Dataset entries
===

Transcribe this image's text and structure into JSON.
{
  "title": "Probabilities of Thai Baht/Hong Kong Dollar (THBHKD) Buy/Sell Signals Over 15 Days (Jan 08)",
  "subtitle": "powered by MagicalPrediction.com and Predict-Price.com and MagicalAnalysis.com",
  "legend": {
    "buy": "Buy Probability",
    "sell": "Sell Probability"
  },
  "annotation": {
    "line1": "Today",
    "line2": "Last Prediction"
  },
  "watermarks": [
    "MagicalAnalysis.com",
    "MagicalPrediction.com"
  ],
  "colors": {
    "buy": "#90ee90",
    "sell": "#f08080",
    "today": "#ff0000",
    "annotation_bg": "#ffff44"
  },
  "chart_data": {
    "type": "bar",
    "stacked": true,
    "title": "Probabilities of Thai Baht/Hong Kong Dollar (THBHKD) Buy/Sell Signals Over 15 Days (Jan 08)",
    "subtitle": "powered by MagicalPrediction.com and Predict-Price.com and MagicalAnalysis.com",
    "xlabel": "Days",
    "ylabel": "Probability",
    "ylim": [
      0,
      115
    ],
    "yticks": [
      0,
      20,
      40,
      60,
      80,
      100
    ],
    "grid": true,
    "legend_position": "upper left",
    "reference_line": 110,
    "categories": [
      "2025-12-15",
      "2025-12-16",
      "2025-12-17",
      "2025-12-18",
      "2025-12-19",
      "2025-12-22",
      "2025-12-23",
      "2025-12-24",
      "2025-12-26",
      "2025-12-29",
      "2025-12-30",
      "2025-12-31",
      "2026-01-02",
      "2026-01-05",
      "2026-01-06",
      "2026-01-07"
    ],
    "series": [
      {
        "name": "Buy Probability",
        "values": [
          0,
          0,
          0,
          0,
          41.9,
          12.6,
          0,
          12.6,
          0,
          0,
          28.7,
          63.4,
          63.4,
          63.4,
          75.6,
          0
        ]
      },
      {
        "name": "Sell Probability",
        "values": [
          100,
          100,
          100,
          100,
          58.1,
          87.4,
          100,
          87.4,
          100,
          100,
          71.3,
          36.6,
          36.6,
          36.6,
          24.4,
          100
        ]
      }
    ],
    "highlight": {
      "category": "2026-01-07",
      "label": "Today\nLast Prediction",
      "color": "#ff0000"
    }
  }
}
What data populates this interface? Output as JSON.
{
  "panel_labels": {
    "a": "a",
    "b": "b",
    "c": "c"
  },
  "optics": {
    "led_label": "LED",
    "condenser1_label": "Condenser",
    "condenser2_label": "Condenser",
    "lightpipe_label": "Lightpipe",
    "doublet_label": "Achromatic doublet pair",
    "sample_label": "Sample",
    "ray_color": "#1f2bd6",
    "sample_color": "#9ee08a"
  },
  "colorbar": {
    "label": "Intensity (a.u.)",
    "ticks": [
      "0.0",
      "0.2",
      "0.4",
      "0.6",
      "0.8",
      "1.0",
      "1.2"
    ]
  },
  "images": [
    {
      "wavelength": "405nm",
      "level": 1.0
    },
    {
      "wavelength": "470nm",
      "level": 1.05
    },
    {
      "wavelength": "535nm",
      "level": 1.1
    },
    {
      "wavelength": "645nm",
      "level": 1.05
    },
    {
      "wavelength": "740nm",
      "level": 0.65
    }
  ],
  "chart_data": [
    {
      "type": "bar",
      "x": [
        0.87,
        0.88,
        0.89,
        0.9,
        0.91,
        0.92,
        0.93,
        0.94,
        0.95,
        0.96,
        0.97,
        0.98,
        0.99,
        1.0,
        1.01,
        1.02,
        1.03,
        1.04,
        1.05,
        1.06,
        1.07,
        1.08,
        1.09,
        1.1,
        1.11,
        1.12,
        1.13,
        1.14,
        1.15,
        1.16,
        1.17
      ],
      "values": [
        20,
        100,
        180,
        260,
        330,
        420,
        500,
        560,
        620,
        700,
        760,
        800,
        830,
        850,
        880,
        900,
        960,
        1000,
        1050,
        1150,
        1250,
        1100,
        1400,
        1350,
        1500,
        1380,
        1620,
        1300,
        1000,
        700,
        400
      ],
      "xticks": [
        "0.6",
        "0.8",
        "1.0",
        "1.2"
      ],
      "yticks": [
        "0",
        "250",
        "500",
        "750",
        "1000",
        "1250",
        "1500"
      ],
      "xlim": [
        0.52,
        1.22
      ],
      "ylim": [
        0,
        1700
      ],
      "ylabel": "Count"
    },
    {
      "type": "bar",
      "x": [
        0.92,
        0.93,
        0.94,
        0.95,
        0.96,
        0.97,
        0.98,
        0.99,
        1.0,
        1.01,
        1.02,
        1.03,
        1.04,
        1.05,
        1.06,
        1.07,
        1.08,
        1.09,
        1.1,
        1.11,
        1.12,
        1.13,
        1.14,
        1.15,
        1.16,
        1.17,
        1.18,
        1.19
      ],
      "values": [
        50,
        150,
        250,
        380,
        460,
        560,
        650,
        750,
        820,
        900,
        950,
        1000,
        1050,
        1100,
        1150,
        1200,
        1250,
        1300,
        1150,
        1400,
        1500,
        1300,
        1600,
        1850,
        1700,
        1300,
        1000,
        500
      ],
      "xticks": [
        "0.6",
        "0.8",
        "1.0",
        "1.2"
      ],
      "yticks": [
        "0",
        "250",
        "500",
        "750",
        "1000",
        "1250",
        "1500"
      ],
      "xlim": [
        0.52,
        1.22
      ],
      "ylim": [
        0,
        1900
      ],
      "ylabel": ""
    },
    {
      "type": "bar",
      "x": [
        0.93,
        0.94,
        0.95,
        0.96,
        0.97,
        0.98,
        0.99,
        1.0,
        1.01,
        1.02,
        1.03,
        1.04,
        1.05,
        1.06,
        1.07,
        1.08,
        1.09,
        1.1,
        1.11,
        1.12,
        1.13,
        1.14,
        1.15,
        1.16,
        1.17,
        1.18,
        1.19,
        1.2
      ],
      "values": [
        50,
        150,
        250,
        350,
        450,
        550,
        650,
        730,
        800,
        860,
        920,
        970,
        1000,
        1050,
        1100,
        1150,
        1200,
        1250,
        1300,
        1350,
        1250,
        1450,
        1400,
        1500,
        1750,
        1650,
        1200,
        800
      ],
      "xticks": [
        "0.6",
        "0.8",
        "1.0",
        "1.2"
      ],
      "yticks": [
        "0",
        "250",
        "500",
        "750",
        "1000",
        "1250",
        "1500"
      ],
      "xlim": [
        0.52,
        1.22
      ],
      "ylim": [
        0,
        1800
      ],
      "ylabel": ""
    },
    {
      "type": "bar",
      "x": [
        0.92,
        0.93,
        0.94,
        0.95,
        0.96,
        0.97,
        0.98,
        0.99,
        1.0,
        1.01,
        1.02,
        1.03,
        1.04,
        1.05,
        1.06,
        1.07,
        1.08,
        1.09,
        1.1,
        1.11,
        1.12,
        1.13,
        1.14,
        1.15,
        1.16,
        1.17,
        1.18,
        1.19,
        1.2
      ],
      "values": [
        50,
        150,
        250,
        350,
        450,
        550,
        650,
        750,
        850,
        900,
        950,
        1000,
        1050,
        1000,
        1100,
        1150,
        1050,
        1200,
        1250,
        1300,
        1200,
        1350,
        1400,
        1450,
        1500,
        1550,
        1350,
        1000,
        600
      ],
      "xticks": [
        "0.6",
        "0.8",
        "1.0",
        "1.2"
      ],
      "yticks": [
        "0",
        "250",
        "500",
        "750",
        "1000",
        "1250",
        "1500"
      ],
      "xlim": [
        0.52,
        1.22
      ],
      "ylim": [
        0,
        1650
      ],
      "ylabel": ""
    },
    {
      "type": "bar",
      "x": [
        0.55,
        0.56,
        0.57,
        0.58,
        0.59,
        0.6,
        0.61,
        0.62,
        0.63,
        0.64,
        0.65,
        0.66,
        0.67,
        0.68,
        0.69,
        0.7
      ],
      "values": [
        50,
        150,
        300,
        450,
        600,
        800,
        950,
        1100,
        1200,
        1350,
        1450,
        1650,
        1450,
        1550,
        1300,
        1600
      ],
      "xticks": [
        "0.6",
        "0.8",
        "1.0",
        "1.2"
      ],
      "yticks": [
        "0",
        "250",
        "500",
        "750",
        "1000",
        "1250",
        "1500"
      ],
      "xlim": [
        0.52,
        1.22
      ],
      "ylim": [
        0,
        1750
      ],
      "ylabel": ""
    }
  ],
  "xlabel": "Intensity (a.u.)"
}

===

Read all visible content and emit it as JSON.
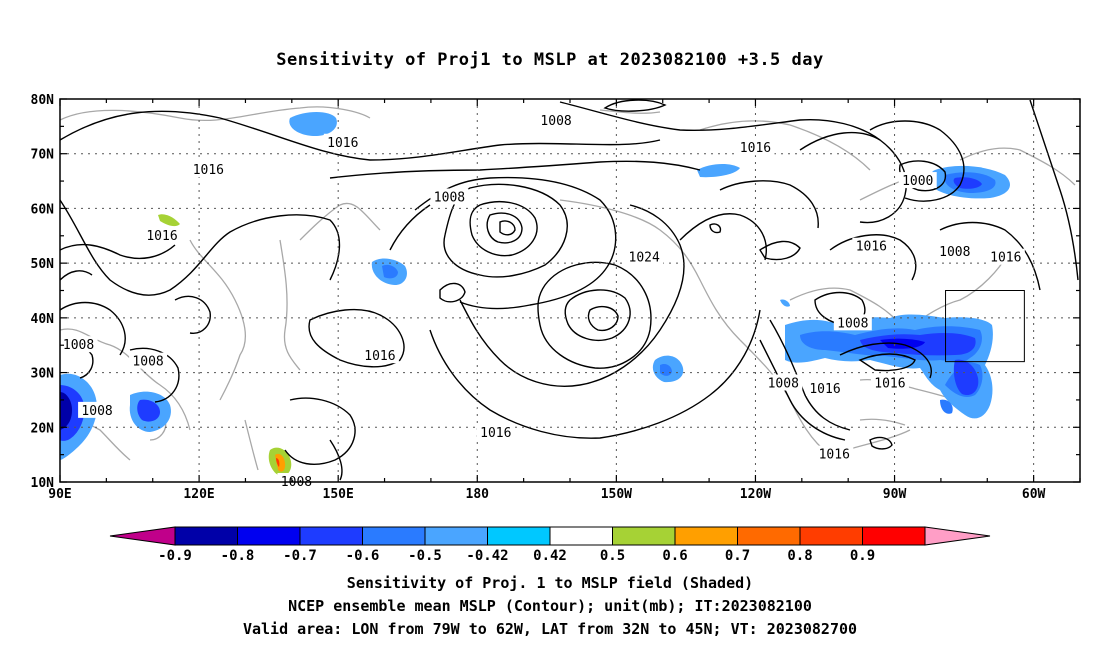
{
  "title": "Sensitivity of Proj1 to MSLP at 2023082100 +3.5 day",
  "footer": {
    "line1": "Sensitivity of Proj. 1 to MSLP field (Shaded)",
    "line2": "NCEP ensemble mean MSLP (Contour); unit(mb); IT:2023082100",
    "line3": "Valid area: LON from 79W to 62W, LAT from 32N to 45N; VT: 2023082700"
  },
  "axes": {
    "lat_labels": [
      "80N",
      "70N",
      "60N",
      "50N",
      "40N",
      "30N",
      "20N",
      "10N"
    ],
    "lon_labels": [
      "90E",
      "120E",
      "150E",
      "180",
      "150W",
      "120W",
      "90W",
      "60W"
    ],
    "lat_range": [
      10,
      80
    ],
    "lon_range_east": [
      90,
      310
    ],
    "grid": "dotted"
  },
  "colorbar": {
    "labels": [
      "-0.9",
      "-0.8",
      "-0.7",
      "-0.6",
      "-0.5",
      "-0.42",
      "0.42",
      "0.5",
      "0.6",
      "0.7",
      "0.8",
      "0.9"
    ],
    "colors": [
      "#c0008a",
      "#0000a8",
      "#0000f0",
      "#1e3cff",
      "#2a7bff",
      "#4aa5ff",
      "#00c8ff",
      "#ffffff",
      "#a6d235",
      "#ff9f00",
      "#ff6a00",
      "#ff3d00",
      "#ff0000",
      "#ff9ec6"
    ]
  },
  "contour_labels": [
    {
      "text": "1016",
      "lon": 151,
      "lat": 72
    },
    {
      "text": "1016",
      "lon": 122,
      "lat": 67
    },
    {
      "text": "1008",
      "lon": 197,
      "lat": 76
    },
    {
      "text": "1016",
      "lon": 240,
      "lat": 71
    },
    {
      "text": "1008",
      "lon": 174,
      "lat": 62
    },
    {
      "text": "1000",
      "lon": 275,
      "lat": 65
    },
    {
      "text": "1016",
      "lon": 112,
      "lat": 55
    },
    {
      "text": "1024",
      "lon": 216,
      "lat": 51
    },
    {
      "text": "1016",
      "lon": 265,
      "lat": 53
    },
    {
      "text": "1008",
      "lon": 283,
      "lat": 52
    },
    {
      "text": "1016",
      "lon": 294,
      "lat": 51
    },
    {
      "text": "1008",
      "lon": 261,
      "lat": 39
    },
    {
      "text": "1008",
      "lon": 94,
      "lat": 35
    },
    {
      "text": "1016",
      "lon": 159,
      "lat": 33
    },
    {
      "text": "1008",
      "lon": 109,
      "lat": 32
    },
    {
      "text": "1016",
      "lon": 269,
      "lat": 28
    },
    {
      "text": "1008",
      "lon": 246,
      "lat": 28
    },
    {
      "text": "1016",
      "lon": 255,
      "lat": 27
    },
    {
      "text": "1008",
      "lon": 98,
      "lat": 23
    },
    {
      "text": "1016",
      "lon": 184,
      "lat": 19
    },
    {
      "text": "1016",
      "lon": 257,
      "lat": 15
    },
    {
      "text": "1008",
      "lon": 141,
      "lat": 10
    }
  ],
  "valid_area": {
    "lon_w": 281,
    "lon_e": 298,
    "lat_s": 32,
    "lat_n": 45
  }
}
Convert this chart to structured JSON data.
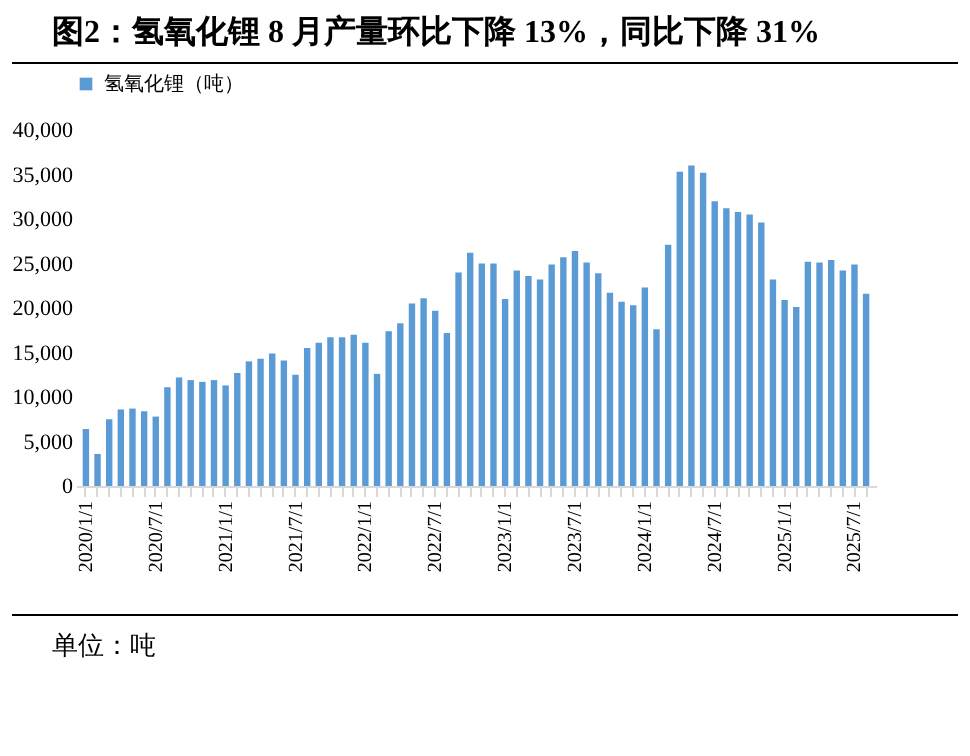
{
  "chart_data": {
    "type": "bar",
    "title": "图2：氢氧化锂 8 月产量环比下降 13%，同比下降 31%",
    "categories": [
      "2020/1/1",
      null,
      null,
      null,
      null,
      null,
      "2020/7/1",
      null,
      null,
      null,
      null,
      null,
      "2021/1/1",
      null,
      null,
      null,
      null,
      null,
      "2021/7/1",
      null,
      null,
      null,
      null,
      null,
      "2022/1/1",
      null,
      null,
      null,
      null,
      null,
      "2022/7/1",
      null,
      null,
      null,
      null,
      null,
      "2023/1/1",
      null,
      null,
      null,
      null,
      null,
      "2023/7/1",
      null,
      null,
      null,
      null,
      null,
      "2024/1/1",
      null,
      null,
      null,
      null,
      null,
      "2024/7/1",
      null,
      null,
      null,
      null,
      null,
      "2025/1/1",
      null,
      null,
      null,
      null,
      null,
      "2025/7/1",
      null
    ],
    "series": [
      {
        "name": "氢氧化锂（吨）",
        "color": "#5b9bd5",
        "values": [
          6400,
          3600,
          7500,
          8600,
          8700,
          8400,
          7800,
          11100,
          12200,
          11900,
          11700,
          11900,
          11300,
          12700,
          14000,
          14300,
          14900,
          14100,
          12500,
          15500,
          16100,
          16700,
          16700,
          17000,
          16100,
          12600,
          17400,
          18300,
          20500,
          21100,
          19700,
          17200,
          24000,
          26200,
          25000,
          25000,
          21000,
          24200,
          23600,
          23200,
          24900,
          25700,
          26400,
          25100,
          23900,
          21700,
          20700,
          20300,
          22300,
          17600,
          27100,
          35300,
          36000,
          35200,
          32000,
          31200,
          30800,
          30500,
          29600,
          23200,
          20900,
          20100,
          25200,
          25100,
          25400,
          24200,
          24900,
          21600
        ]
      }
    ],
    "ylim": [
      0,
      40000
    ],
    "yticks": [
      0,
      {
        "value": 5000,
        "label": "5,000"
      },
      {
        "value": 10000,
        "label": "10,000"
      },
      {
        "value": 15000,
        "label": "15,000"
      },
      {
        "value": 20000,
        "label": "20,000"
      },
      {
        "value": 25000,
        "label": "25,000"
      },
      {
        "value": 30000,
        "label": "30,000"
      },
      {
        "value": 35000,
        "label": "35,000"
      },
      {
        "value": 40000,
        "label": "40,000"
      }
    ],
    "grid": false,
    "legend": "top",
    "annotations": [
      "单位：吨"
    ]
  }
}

===

◆ Job
Copy every line that contains the string "subtitle".

◆ Expected output
  "subtitle": "powered by MagicalPrediction.com and Predict-Price.com and MagicalAnalysis.com",
    "subtitle": "powered by MagicalPrediction.com and Predict-Price.com and MagicalAnalysis.com",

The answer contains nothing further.